--- START TASK DATA ---
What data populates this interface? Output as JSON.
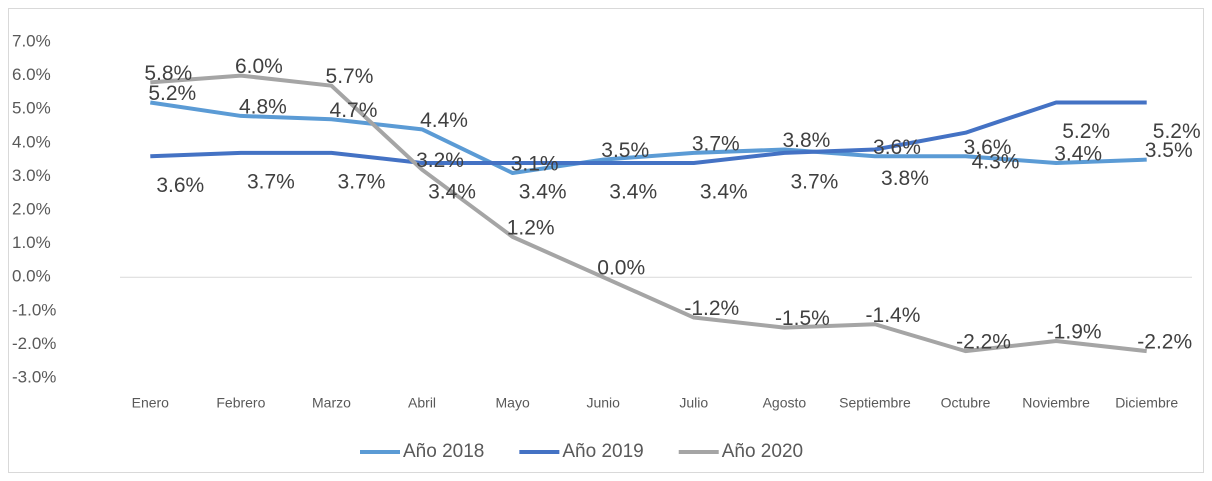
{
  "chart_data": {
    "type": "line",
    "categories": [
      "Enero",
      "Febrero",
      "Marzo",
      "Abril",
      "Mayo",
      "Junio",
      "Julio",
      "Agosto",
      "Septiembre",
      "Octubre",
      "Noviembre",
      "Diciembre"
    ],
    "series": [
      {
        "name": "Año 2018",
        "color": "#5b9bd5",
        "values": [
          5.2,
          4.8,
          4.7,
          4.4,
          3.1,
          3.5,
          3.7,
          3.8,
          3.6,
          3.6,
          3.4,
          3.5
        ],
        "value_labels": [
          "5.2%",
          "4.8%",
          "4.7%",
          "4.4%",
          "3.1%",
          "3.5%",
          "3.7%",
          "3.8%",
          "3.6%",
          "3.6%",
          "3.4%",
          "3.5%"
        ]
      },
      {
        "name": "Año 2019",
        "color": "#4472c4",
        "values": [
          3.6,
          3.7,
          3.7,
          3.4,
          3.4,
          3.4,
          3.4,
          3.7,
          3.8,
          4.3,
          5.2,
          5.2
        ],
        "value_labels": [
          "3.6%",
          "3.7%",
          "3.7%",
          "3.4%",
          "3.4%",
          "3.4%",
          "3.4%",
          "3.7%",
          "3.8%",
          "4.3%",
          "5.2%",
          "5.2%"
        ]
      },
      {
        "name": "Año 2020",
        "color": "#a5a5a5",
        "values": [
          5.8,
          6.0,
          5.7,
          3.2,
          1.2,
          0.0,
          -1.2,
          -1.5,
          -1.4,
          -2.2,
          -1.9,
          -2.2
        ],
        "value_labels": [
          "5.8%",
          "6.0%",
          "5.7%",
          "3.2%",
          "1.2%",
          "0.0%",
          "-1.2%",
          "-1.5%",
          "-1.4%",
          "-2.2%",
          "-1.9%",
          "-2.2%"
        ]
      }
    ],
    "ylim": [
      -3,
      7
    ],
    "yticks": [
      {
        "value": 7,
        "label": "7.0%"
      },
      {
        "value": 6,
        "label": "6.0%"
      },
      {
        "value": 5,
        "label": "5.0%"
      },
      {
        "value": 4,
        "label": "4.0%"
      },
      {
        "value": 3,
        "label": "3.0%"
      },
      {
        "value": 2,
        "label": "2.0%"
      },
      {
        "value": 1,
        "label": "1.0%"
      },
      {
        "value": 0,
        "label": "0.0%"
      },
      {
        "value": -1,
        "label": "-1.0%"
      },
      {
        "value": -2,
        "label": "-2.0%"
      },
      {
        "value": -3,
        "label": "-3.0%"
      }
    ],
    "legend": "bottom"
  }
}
--- END TASK DATA ---
**TASK TO COMPLETE**
Check each line above for the string "name", then copy the ones that have it.

**PROBLEM SOLUTION**
        "name": "Año 2018",
        "name": "Año 2019",
        "name": "Año 2020",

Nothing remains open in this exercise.